▸ TASK TO COMPLETE:
Reproduce the listing below exactly, minus its pictures.

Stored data
^^^^^^^^

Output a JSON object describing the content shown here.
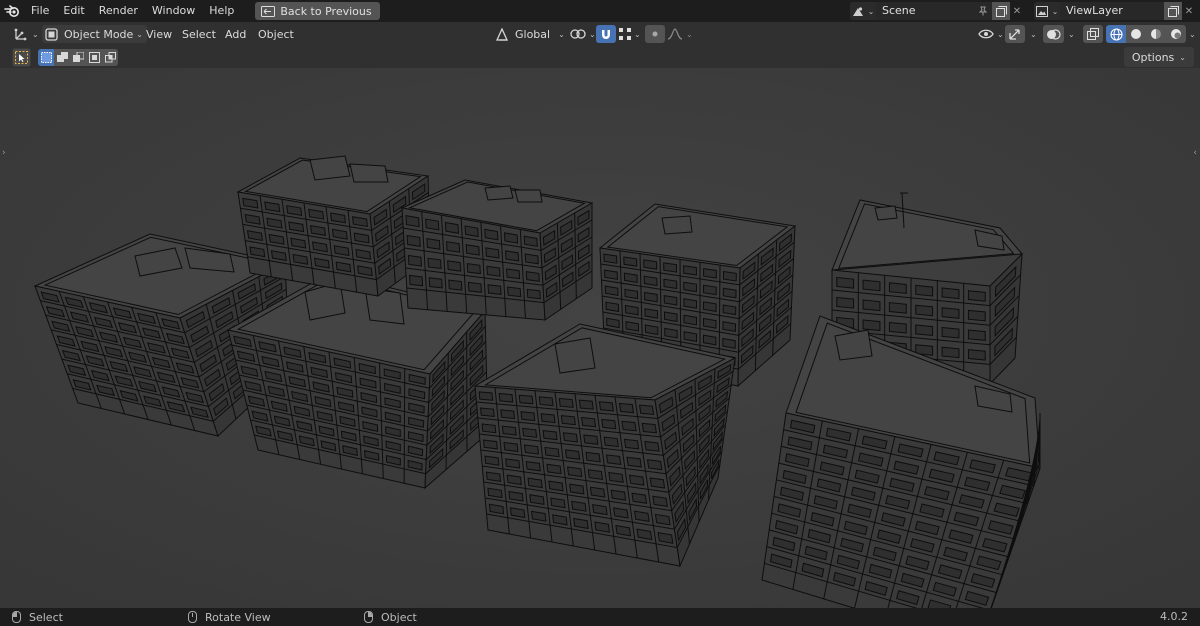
{
  "menu": {
    "items": [
      "File",
      "Edit",
      "Render",
      "Window",
      "Help"
    ],
    "back_button": "Back to Previous"
  },
  "scene": {
    "name": "Scene",
    "icon": "scene-icon"
  },
  "view_layer": {
    "name": "ViewLayer",
    "icon": "view-layer-icon"
  },
  "header": {
    "mode": "Object Mode",
    "menus": [
      "View",
      "Select",
      "Add",
      "Object"
    ],
    "transform_orientation": "Global",
    "options_label": "Options"
  },
  "status": {
    "left_click": "Select",
    "middle_click": "Rotate View",
    "right_click": "Object",
    "version": "4.0.2"
  },
  "colors": {
    "accent": "#4772b3",
    "topbar": "#1d1d1d",
    "viewport": "#3d3d3d",
    "wire": "#0e0e0e"
  }
}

^^^^^^^^

▸ SOLUTION TO THIS EXERCISE:
Output a JSON object describing the content shown here.
{
  "menu": {
    "items": [
      "File",
      "Edit",
      "Render",
      "Window",
      "Help"
    ],
    "back_button": "Back to Previous"
  },
  "scene": {
    "name": "Scene",
    "icon": "scene-icon"
  },
  "view_layer": {
    "name": "ViewLayer",
    "icon": "view-layer-icon"
  },
  "header": {
    "mode": "Object Mode",
    "menus": [
      "View",
      "Select",
      "Add",
      "Object"
    ],
    "transform_orientation": "Global",
    "options_label": "Options"
  },
  "status": {
    "left_click": "Select",
    "middle_click": "Rotate View",
    "right_click": "Object",
    "version": "4.0.2"
  },
  "colors": {
    "accent": "#4772b3",
    "topbar": "#1d1d1d",
    "viewport": "#3d3d3d",
    "wire": "#0e0e0e"
  }
}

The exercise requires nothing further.